#### Required tasks
(a) Transcribe the part of the Isaiah blog post that opens with the words containing "God’s Nude, Performance" and closes with "around stripped and barefoot.".
(b) In the blog post about Isaiah going naked, what did his performance foretell?
(c) Resume the blog post about Isaiah going naked, starting after its last sentence.

#### Reading passage ####

Tag Archives: Box

God’s Nude, Performance Art Prophet

…at that time the Lord spoke through Isaiah son of Amoz. He said to him, “Take off the sackcloth from your body and the sandals from your feet.” And he did so, going around stripped and barefoot.
Isaiah 20:2 (NIV)

I am taking a step back this morning and thinking long and hard on this little fact from this morning’s rather short chapter: God told Isaiah to strip and walk around naked as a living word picture and performance art piece that foretold what the Egyptians were going to experience under Assyrian captivity.

I heard the voices of many an uptight grandmother, legalistic preacher, and fundamentalist friend explaining  that something must surely be lost in translation and God would never ask His servant to do something so shameful and improper. “Perhaps Isaiah just stripped down to his boxers or something,” I hear the voices say.

#### Stored data ####

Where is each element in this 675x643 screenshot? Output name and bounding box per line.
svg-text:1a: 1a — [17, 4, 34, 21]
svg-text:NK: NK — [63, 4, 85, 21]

####

#### Set of answers
(a)
God’s Nude, Performance Art Prophet

…at that time the Lord spoke through Isaiah son of Amoz. He said to him, “Take off the sackcloth from your body and the sandals from your feet.” And he did so, going around stripped and barefoot.

(b) It foretold what the Egyptians were going to experience under Assyrian captivity.

(c)
Yet just the next verse God makes the message very clear:

“so the king of Assyria will lead away stripped and barefoot the Egyptian captives and Cushite exiles, young and old, with buttocks bared—to Egypt’s shame.” Isaiah 20:4 [emphasis added]

Bare-assed shame was the crux of the message. God was not pulling any punches.

This morning I’m thinking about the ways I let social and societal mores mold the way I see God. The further I get in my life journey the more I’m aware that I sometimes like to put God in the box of my own design, constrained by my own social, cultural, political, and religious preconceptions. The more willing I am to let God out of my own mental and spiritual box, the more deep and full my understanding and appreciation of God becomes, and the more transformative that knowledge becomes in my own life.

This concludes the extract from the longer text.